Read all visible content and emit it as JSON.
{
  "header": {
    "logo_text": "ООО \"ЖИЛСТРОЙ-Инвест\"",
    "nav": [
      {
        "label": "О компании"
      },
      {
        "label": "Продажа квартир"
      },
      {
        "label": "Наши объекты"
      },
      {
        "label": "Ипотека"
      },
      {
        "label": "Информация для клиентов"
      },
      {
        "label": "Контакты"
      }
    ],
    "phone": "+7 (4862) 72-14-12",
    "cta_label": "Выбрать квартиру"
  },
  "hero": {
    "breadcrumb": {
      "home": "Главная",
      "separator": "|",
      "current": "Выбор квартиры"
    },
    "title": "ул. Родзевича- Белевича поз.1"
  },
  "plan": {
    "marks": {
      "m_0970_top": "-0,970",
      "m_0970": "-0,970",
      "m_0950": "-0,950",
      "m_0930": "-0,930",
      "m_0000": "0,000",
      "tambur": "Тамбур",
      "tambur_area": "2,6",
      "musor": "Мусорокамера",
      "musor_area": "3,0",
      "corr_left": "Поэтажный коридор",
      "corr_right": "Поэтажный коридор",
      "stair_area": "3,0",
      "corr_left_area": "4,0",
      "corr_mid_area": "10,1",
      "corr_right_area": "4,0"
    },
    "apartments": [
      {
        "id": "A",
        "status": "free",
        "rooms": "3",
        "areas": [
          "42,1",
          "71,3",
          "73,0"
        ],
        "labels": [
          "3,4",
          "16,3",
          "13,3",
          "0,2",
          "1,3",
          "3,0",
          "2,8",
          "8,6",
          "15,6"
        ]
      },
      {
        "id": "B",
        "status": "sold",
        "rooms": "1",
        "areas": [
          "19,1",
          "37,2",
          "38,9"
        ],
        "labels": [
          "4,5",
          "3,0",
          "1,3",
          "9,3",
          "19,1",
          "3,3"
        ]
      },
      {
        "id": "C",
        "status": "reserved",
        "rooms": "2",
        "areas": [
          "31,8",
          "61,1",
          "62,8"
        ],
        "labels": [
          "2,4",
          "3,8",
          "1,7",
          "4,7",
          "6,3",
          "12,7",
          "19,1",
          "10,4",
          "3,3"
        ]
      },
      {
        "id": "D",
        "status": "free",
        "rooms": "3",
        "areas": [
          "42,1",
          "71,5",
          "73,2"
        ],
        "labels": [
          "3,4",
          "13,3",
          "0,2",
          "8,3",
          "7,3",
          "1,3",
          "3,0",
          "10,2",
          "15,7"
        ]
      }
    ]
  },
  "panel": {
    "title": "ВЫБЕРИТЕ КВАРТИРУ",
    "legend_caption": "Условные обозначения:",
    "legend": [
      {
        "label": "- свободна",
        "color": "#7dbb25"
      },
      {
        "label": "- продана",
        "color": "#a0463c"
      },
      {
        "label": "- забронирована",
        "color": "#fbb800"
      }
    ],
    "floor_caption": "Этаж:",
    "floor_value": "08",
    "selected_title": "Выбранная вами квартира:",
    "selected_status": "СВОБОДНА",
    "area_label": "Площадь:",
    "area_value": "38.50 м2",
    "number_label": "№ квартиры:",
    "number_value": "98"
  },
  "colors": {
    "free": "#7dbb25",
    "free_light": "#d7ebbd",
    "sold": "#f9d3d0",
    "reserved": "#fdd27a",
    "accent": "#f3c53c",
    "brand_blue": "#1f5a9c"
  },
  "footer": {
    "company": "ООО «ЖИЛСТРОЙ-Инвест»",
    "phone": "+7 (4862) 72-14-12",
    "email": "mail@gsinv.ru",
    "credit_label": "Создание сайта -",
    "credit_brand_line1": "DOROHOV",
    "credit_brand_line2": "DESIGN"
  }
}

_ _ _

All of the data above should be transcribed exactly.

Read all visible content and emit it as JSON.
{
  "header": {
    "logo_text": "ООО \"ЖИЛСТРОЙ-Инвест\"",
    "nav": [
      {
        "label": "О компании"
      },
      {
        "label": "Продажа квартир"
      },
      {
        "label": "Наши объекты"
      },
      {
        "label": "Ипотека"
      },
      {
        "label": "Информация для клиентов"
      },
      {
        "label": "Контакты"
      }
    ],
    "phone": "+7 (4862) 72-14-12",
    "cta_label": "Выбрать квартиру"
  },
  "hero": {
    "breadcrumb": {
      "home": "Главная",
      "separator": "|",
      "current": "Выбор квартиры"
    },
    "title": "ул. Родзевича- Белевича поз.1"
  },
  "plan": {
    "marks": {
      "m_0970_top": "-0,970",
      "m_0970": "-0,970",
      "m_0950": "-0,950",
      "m_0930": "-0,930",
      "m_0000": "0,000",
      "tambur": "Тамбур",
      "tambur_area": "2,6",
      "musor": "Мусорокамера",
      "musor_area": "3,0",
      "corr_left": "Поэтажный коридор",
      "corr_right": "Поэтажный коридор",
      "stair_area": "3,0",
      "corr_left_area": "4,0",
      "corr_mid_area": "10,1",
      "corr_right_area": "4,0"
    },
    "apartments": [
      {
        "id": "A",
        "status": "free",
        "rooms": "3",
        "areas": [
          "42,1",
          "71,3",
          "73,0"
        ],
        "labels": [
          "3,4",
          "16,3",
          "13,3",
          "0,2",
          "1,3",
          "3,0",
          "2,8",
          "8,6",
          "15,6"
        ]
      },
      {
        "id": "B",
        "status": "sold",
        "rooms": "1",
        "areas": [
          "19,1",
          "37,2",
          "38,9"
        ],
        "labels": [
          "4,5",
          "3,0",
          "1,3",
          "9,3",
          "19,1",
          "3,3"
        ]
      },
      {
        "id": "C",
        "status": "reserved",
        "rooms": "2",
        "areas": [
          "31,8",
          "61,1",
          "62,8"
        ],
        "labels": [
          "2,4",
          "3,8",
          "1,7",
          "4,7",
          "6,3",
          "12,7",
          "19,1",
          "10,4",
          "3,3"
        ]
      },
      {
        "id": "D",
        "status": "free",
        "rooms": "3",
        "areas": [
          "42,1",
          "71,5",
          "73,2"
        ],
        "labels": [
          "3,4",
          "13,3",
          "0,2",
          "8,3",
          "7,3",
          "1,3",
          "3,0",
          "10,2",
          "15,7"
        ]
      }
    ]
  },
  "panel": {
    "title": "ВЫБЕРИТЕ КВАРТИРУ",
    "legend_caption": "Условные обозначения:",
    "legend": [
      {
        "label": "- свободна",
        "color": "#7dbb25"
      },
      {
        "label": "- продана",
        "color": "#a0463c"
      },
      {
        "label": "- забронирована",
        "color": "#fbb800"
      }
    ],
    "floor_caption": "Этаж:",
    "floor_value": "08",
    "selected_title": "Выбранная вами квартира:",
    "selected_status": "СВОБОДНА",
    "area_label": "Площадь:",
    "area_value": "38.50 м2",
    "number_label": "№ квартиры:",
    "number_value": "98"
  },
  "colors": {
    "free": "#7dbb25",
    "free_light": "#d7ebbd",
    "sold": "#f9d3d0",
    "reserved": "#fdd27a",
    "accent": "#f3c53c",
    "brand_blue": "#1f5a9c"
  },
  "footer": {
    "company": "ООО «ЖИЛСТРОЙ-Инвест»",
    "phone": "+7 (4862) 72-14-12",
    "email": "mail@gsinv.ru",
    "credit_label": "Создание сайта -",
    "credit_brand_line1": "DOROHOV",
    "credit_brand_line2": "DESIGN"
  }
}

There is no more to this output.